SET EXERCISE: Word for word, restate every line of the material.

▼

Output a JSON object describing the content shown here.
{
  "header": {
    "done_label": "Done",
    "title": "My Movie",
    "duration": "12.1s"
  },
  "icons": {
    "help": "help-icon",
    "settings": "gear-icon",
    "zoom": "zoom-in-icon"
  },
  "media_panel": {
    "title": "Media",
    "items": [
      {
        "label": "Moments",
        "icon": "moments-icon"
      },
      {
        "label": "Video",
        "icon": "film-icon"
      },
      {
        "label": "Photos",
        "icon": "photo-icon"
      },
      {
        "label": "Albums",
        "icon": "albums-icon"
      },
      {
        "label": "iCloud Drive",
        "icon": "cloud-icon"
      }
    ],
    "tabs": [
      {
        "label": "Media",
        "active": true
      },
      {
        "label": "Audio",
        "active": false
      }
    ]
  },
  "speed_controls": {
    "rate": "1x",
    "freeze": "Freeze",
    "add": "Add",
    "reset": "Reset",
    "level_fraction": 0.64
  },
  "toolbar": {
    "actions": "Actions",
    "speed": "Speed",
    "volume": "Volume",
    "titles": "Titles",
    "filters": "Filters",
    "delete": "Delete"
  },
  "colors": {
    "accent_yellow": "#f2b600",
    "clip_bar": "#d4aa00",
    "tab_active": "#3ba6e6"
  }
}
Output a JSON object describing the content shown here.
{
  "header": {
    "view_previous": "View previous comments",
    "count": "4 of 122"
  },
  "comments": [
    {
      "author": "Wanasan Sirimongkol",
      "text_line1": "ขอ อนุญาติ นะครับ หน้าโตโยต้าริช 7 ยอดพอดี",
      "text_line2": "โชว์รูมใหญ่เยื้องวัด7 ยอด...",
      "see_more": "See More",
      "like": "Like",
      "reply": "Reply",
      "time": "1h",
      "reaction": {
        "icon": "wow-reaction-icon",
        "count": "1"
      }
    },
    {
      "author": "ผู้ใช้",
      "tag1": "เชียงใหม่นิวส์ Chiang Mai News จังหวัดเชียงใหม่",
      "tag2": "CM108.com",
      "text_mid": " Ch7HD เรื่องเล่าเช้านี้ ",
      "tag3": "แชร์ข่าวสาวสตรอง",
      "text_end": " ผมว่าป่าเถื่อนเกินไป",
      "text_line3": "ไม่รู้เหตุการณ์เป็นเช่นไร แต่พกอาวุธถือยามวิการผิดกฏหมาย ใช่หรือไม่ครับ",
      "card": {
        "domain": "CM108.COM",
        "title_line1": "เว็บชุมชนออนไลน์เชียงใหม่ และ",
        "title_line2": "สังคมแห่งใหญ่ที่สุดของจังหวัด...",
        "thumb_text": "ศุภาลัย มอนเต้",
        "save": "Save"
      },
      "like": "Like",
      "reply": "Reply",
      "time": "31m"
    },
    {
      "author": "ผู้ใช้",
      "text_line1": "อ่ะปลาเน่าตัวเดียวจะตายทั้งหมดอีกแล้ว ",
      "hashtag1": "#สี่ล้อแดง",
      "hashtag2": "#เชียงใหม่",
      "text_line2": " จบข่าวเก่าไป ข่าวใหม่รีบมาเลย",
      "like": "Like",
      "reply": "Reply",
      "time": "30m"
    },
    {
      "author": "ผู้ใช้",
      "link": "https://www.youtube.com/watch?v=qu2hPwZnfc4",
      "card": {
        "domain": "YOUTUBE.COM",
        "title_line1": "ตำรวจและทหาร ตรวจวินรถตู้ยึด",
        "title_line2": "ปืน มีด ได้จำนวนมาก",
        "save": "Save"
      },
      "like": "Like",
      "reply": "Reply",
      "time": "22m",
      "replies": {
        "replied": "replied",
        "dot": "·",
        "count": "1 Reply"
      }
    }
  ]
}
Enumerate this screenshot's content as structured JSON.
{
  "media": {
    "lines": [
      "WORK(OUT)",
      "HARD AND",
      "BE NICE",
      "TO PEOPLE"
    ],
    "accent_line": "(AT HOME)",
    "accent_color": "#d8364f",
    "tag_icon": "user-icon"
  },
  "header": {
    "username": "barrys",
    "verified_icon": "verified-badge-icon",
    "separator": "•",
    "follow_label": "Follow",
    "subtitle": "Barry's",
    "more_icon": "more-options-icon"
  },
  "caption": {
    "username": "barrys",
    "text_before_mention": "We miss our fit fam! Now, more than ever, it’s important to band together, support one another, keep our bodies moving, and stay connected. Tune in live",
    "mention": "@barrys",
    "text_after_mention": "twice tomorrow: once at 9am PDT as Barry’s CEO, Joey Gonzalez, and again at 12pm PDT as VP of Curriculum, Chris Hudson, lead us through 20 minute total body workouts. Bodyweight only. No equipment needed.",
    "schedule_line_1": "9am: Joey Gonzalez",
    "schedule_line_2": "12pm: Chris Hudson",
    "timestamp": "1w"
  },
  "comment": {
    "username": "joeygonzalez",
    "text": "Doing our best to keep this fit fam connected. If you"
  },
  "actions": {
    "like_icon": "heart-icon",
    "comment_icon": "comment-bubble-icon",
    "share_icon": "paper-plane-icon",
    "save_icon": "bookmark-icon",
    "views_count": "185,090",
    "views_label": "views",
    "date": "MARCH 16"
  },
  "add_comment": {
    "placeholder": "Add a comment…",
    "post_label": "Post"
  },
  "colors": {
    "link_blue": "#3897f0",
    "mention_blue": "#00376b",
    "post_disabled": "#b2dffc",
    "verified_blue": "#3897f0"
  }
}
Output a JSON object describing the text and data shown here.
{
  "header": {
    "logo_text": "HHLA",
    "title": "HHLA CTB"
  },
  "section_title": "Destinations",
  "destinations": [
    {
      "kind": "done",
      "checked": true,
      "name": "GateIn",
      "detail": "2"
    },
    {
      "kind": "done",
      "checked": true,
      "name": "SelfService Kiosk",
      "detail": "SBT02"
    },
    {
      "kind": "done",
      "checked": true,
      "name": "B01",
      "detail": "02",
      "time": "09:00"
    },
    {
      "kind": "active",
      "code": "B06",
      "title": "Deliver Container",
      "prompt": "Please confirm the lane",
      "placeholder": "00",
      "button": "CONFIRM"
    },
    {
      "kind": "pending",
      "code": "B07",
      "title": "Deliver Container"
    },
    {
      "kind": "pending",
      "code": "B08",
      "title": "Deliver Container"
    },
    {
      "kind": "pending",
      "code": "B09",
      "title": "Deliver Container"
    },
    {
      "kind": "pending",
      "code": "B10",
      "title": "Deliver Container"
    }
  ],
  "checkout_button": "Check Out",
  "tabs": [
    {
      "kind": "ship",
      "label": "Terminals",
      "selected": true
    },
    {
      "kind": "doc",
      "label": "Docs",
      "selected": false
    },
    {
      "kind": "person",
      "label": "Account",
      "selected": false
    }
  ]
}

▲

RESPONSE FOR THIS EXERCISE:
Output a JSON object describing the content shown here.
{
  "header": {
    "done_label": "Done",
    "title": "My Movie",
    "duration": "12.1s"
  },
  "icons": {
    "help": "help-icon",
    "settings": "gear-icon",
    "zoom": "zoom-in-icon"
  },
  "media_panel": {
    "title": "Media",
    "items": [
      {
        "label": "Moments",
        "icon": "moments-icon"
      },
      {
        "label": "Video",
        "icon": "film-icon"
      },
      {
        "label": "Photos",
        "icon": "photo-icon"
      },
      {
        "label": "Albums",
        "icon": "albums-icon"
      },
      {
        "label": "iCloud Drive",
        "icon": "cloud-icon"
      }
    ],
    "tabs": [
      {
        "label": "Media",
        "active": true
      },
      {
        "label": "Audio",
        "active": false
      }
    ]
  },
  "speed_controls": {
    "rate": "1x",
    "freeze": "Freeze",
    "add": "Add",
    "reset": "Reset",
    "level_fraction": 0.64
  },
  "toolbar": {
    "actions": "Actions",
    "speed": "Speed",
    "volume": "Volume",
    "titles": "Titles",
    "filters": "Filters",
    "delete": "Delete"
  },
  "colors": {
    "accent_yellow": "#f2b600",
    "clip_bar": "#d4aa00",
    "tab_active": "#3ba6e6"
  }
}
Output a JSON object describing the content shown here.
{
  "header": {
    "view_previous": "View previous comments",
    "count": "4 of 122"
  },
  "comments": [
    {
      "author": "Wanasan Sirimongkol",
      "text_line1": "ขอ อนุญาติ นะครับ หน้าโตโยต้าริช 7 ยอดพอดี",
      "text_line2": "โชว์รูมใหญ่เยื้องวัด7 ยอด...",
      "see_more": "See More",
      "like": "Like",
      "reply": "Reply",
      "time": "1h",
      "reaction": {
        "icon": "wow-reaction-icon",
        "count": "1"
      }
    },
    {
      "author": "ผู้ใช้",
      "tag1": "เชียงใหม่นิวส์ Chiang Mai News จังหวัดเชียงใหม่",
      "tag2": "CM108.com",
      "text_mid": " Ch7HD เรื่องเล่าเช้านี้ ",
      "tag3": "แชร์ข่าวสาวสตรอง",
      "text_end": " ผมว่าป่าเถื่อนเกินไป",
      "text_line3": "ไม่รู้เหตุการณ์เป็นเช่นไร แต่พกอาวุธถือยามวิการผิดกฏหมาย ใช่หรือไม่ครับ",
      "card": {
        "domain": "CM108.COM",
        "title_line1": "เว็บชุมชนออนไลน์เชียงใหม่ และ",
        "title_line2": "สังคมแห่งใหญ่ที่สุดของจังหวัด...",
        "thumb_text": "ศุภาลัย มอนเต้",
        "save": "Save"
      },
      "like": "Like",
      "reply": "Reply",
      "time": "31m"
    },
    {
      "author": "ผู้ใช้",
      "text_line1": "อ่ะปลาเน่าตัวเดียวจะตายทั้งหมดอีกแล้ว ",
      "hashtag1": "#สี่ล้อแดง",
      "hashtag2": "#เชียงใหม่",
      "text_line2": " จบข่าวเก่าไป ข่าวใหม่รีบมาเลย",
      "like": "Like",
      "reply": "Reply",
      "time": "30m"
    },
    {
      "author": "ผู้ใช้",
      "link": "https://www.youtube.com/watch?v=qu2hPwZnfc4",
      "card": {
        "domain": "YOUTUBE.COM",
        "title_line1": "ตำรวจและทหาร ตรวจวินรถตู้ยึด",
        "title_line2": "ปืน มีด ได้จำนวนมาก",
        "save": "Save"
      },
      "like": "Like",
      "reply": "Reply",
      "time": "22m",
      "replies": {
        "replied": "replied",
        "dot": "·",
        "count": "1 Reply"
      }
    }
  ]
}
Enumerate this screenshot's content as structured JSON.
{
  "media": {
    "lines": [
      "WORK(OUT)",
      "HARD AND",
      "BE NICE",
      "TO PEOPLE"
    ],
    "accent_line": "(AT HOME)",
    "accent_color": "#d8364f",
    "tag_icon": "user-icon"
  },
  "header": {
    "username": "barrys",
    "verified_icon": "verified-badge-icon",
    "separator": "•",
    "follow_label": "Follow",
    "subtitle": "Barry's",
    "more_icon": "more-options-icon"
  },
  "caption": {
    "username": "barrys",
    "text_before_mention": "We miss our fit fam! Now, more than ever, it’s important to band together, support one another, keep our bodies moving, and stay connected. Tune in live",
    "mention": "@barrys",
    "text_after_mention": "twice tomorrow: once at 9am PDT as Barry’s CEO, Joey Gonzalez, and again at 12pm PDT as VP of Curriculum, Chris Hudson, lead us through 20 minute total body workouts. Bodyweight only. No equipment needed.",
    "schedule_line_1": "9am: Joey Gonzalez",
    "schedule_line_2": "12pm: Chris Hudson",
    "timestamp": "1w"
  },
  "comment": {
    "username": "joeygonzalez",
    "text": "Doing our best to keep this fit fam connected. If you"
  },
  "actions": {
    "like_icon": "heart-icon",
    "comment_icon": "comment-bubble-icon",
    "share_icon": "paper-plane-icon",
    "save_icon": "bookmark-icon",
    "views_count": "185,090",
    "views_label": "views",
    "date": "MARCH 16"
  },
  "add_comment": {
    "placeholder": "Add a comment…",
    "post_label": "Post"
  },
  "colors": {
    "link_blue": "#3897f0",
    "mention_blue": "#00376b",
    "post_disabled": "#b2dffc",
    "verified_blue": "#3897f0"
  }
}
Output a JSON object describing the text and data shown here.
{
  "header": {
    "logo_text": "HHLA",
    "title": "HHLA CTB"
  },
  "section_title": "Destinations",
  "destinations": [
    {
      "kind": "done",
      "checked": true,
      "name": "GateIn",
      "detail": "2"
    },
    {
      "kind": "done",
      "checked": true,
      "name": "SelfService Kiosk",
      "detail": "SBT02"
    },
    {
      "kind": "done",
      "checked": true,
      "name": "B01",
      "detail": "02",
      "time": "09:00"
    },
    {
      "kind": "active",
      "code": "B06",
      "title": "Deliver Container",
      "prompt": "Please confirm the lane",
      "placeholder": "00",
      "button": "CONFIRM"
    },
    {
      "kind": "pending",
      "code": "B07",
      "title": "Deliver Container"
    },
    {
      "kind": "pending",
      "code": "B08",
      "title": "Deliver Container"
    },
    {
      "kind": "pending",
      "code": "B09",
      "title": "Deliver Container"
    },
    {
      "kind": "pending",
      "code": "B10",
      "title": "Deliver Container"
    }
  ],
  "checkout_button": "Check Out",
  "tabs": [
    {
      "kind": "ship",
      "label": "Terminals",
      "selected": true
    },
    {
      "kind": "doc",
      "label": "Docs",
      "selected": false
    },
    {
      "kind": "person",
      "label": "Account",
      "selected": false
    }
  ]
}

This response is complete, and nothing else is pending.